**SHORT TASK:** Determine how many lines in the entries below include "Campbell". The reply should be that number and nothing else.

[Data listing]
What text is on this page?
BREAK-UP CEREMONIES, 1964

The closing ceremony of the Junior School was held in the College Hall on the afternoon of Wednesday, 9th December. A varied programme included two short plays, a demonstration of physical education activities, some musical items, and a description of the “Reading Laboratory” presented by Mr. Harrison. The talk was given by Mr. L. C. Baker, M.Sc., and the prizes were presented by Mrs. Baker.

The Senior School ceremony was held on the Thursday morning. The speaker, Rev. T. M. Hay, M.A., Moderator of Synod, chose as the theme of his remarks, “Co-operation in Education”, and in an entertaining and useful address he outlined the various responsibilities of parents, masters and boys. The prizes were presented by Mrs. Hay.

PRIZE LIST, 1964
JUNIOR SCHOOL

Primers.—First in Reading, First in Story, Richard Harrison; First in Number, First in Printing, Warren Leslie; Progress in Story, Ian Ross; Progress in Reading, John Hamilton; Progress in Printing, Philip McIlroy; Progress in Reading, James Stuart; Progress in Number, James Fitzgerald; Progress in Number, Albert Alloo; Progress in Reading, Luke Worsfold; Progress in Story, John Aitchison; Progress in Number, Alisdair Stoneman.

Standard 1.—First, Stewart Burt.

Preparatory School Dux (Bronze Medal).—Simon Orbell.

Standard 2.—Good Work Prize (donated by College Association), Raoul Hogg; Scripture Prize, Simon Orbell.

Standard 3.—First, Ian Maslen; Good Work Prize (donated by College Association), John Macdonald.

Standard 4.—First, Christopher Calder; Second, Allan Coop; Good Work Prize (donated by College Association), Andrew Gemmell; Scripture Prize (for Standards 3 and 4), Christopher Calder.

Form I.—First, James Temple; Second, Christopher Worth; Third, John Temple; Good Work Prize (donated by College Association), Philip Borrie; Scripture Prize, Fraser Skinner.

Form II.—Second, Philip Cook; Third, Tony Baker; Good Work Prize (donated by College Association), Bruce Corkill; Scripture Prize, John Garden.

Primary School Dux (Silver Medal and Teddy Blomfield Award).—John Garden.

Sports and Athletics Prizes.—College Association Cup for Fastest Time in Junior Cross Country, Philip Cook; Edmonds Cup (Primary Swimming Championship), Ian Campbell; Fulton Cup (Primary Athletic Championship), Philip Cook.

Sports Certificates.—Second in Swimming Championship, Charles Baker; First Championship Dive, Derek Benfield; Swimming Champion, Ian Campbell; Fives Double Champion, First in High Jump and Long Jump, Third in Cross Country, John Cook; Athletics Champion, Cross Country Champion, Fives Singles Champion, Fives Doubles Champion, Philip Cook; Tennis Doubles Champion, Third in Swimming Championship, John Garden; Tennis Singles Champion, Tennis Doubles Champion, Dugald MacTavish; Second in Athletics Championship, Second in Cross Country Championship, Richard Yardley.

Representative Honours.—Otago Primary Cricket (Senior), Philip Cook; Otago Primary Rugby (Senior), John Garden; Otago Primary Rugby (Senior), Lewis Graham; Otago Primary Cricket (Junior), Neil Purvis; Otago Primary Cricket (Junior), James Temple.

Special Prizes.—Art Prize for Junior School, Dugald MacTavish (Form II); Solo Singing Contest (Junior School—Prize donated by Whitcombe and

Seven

**CORRECT ANSWER:** 2